Problem to work on - Below is a block of data; give all of it again word for word.

Records supplied -
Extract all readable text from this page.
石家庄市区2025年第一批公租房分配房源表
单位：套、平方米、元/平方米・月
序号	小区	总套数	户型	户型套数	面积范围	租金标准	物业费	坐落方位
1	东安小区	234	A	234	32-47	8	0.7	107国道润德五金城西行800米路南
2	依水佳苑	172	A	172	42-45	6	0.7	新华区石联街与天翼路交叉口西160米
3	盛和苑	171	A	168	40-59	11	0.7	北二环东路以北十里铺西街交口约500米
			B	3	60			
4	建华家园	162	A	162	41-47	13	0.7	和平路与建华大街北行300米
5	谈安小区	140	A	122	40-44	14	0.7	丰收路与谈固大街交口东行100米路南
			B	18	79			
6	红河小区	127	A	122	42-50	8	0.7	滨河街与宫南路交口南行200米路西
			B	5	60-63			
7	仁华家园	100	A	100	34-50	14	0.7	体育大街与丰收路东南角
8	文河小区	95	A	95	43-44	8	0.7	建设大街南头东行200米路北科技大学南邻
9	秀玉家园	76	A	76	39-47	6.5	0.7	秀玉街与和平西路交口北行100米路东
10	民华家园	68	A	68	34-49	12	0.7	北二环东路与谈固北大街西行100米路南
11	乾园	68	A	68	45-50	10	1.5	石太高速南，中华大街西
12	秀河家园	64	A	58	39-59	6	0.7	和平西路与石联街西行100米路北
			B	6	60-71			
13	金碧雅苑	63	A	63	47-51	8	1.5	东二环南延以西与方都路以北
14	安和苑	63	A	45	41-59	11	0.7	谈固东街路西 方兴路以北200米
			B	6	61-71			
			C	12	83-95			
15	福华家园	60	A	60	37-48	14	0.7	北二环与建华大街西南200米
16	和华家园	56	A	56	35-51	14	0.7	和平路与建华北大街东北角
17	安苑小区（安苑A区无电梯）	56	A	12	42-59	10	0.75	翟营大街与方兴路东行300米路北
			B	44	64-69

Solution to the exercise -
Extract all readable text from this page.
石家庄市区2025年第一批公租房分配房源表
单位：套、平方米、元/平方米・月
序号	小区	总套数	户型	户型套数	面积范围	租金标准	物业费	坐落方位
1	东安小区	234	A	234	32-47	8	0.7	107国道润德五金城西行800米路南
2	依水佳苑	172	A	172	42-45	6	0.7	新华区石联街与天翼路交叉口西160米
3	盛和苑	171	A	168	40-59	11	0.7	北二环东路以北十里铺西街交口约500米
			B	3	60			
4	建华家园	162	A	162	41-47	13	0.7	和平路与建华大街北行300米
5	谈安小区	140	A	122	40-44	14	0.7	丰收路与谈固大街交口东行100米路南
			B	18	79			
6	红河小区	127	A	122	42-50	8	0.7	滨河街与宫南路交口南行200米路西
			B	5	60-63			
7	仁华家园	100	A	100	34-50	14	0.7	体育大街与丰收路东南角
8	文河小区	95	A	95	43-44	8	0.7	建设大街南头东行200米路北科技大学南邻
9	秀玉家园	76	A	76	39-47	6.5	0.7	秀玉街与和平西路交口北行100米路东
10	民华家园	68	A	68	34-49	12	0.7	北二环东路与谈固北大街西行100米路南
11	乾园	68	A	68	45-50	10	1.5	石太高速南，中华大街西
12	秀河家园	64	A	58	39-59	6	0.7	和平西路与石联街西行100米路北
			B	6	60-71			
13	金碧雅苑	63	A	63	47-51	8	1.5	东二环南延以西与方都路以北
14	安和苑	63	A	45	41-59	11	0.7	谈固东街路西 方兴路以北200米
			B	6	61-71			
			C	12	83-95			
15	福华家园	60	A	60	37-48	14	0.7	北二环与建华大街西南200米
16	和华家园	56	A	56	35-51	14	0.7	和平路与建华北大街东北角
17	安苑小区（安苑A区无电梯）	56	A	12	42-59	10	0.75	翟营大街与方兴路东行300米路北
			B	44	64-69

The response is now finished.